SOURCE INFORMATION section start
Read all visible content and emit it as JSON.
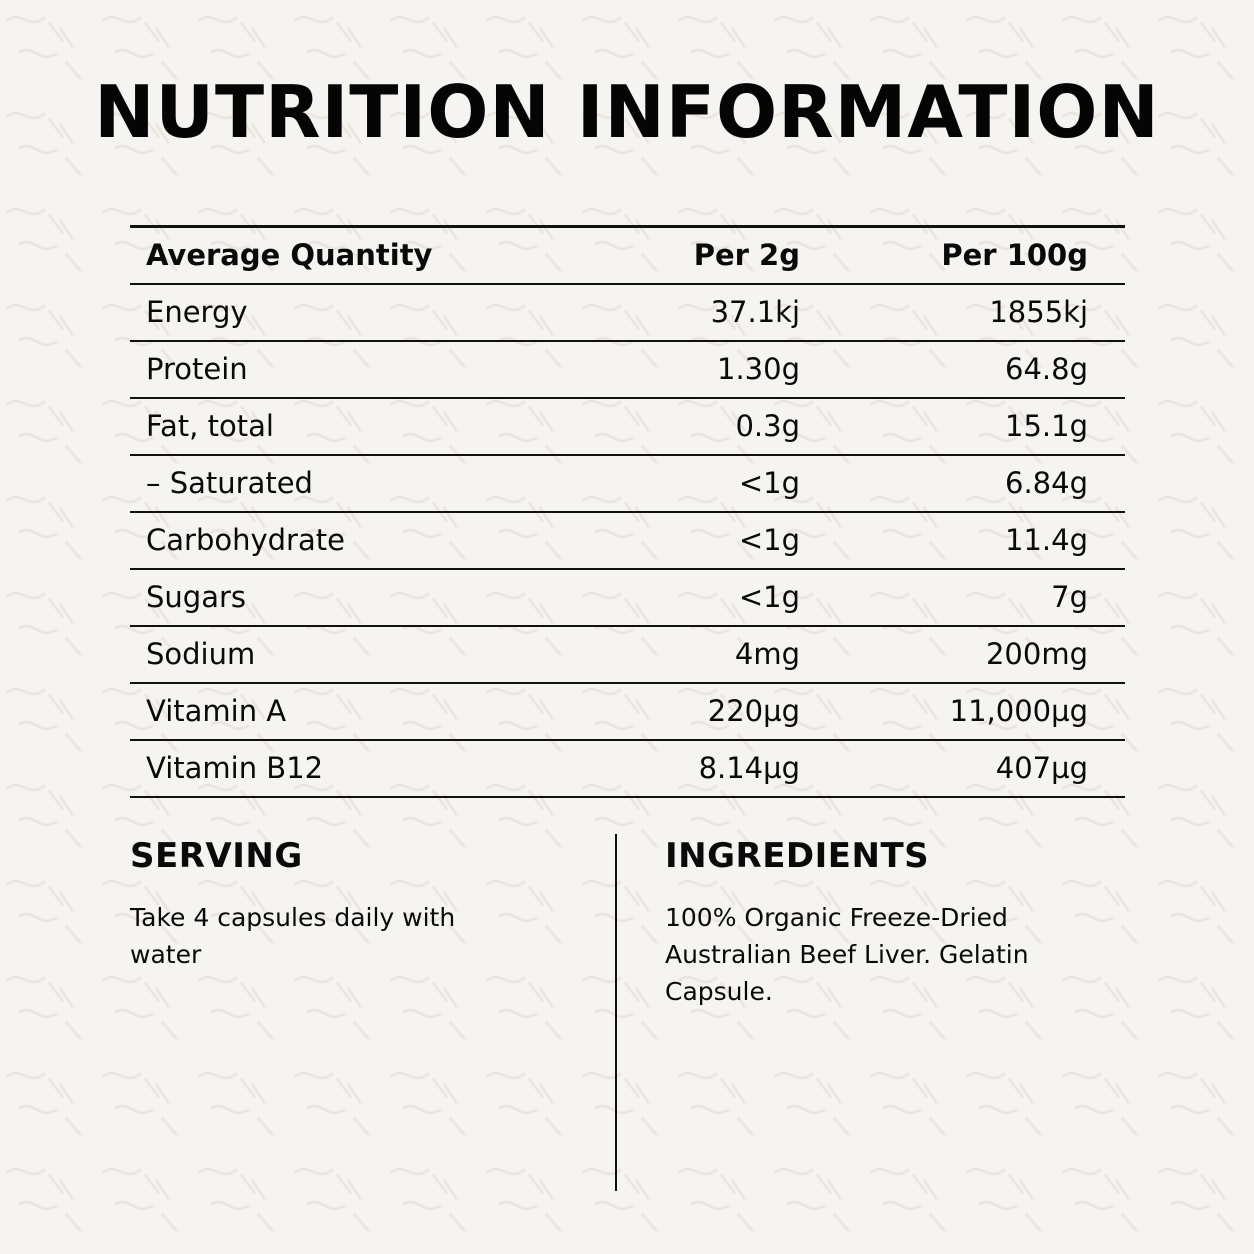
{
  "title": "NUTRITION INFORMATION",
  "table": {
    "headers": [
      "Average Quantity",
      "Per 2g",
      "Per 100g"
    ],
    "rows": [
      [
        "Energy",
        "37.1kj",
        "1855kj"
      ],
      [
        "Protein",
        "1.30g",
        "64.8g"
      ],
      [
        "Fat, total",
        "0.3g",
        "15.1g"
      ],
      [
        "– Saturated",
        "<1g",
        "6.84g"
      ],
      [
        "Carbohydrate",
        "<1g",
        "11.4g"
      ],
      [
        "Sugars",
        "<1g",
        "7g"
      ],
      [
        "Sodium",
        "4mg",
        "200mg"
      ],
      [
        "Vitamin A",
        "220µg",
        "11,000µg"
      ],
      [
        "Vitamin B12",
        "8.14µg",
        "407µg"
      ]
    ]
  },
  "serving": {
    "heading": "SERVING",
    "text": "Take 4 capsules daily with water"
  },
  "ingredients": {
    "heading": "INGREDIENTS",
    "text": "100% Organic Freeze-Dried Australian Beef Liver. Gelatin Capsule."
  },
  "colors": {
    "background": "#f6f4f0",
    "text": "#0a0a0a",
    "rule": "#111111"
  }
}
SOURCE INFORMATION section end
Please return all of the material above exactly, minus any pictures.

Read all visible content and emit it as JSON.
{
  "title": "NUTRITION INFORMATION",
  "table": {
    "headers": [
      "Average Quantity",
      "Per 2g",
      "Per 100g"
    ],
    "rows": [
      [
        "Energy",
        "37.1kj",
        "1855kj"
      ],
      [
        "Protein",
        "1.30g",
        "64.8g"
      ],
      [
        "Fat, total",
        "0.3g",
        "15.1g"
      ],
      [
        "– Saturated",
        "<1g",
        "6.84g"
      ],
      [
        "Carbohydrate",
        "<1g",
        "11.4g"
      ],
      [
        "Sugars",
        "<1g",
        "7g"
      ],
      [
        "Sodium",
        "4mg",
        "200mg"
      ],
      [
        "Vitamin A",
        "220µg",
        "11,000µg"
      ],
      [
        "Vitamin B12",
        "8.14µg",
        "407µg"
      ]
    ]
  },
  "serving": {
    "heading": "SERVING",
    "text": "Take 4 capsules daily with water"
  },
  "ingredients": {
    "heading": "INGREDIENTS",
    "text": "100% Organic Freeze-Dried Australian Beef Liver. Gelatin Capsule."
  },
  "colors": {
    "background": "#f6f4f0",
    "text": "#0a0a0a",
    "rule": "#111111"
  }
}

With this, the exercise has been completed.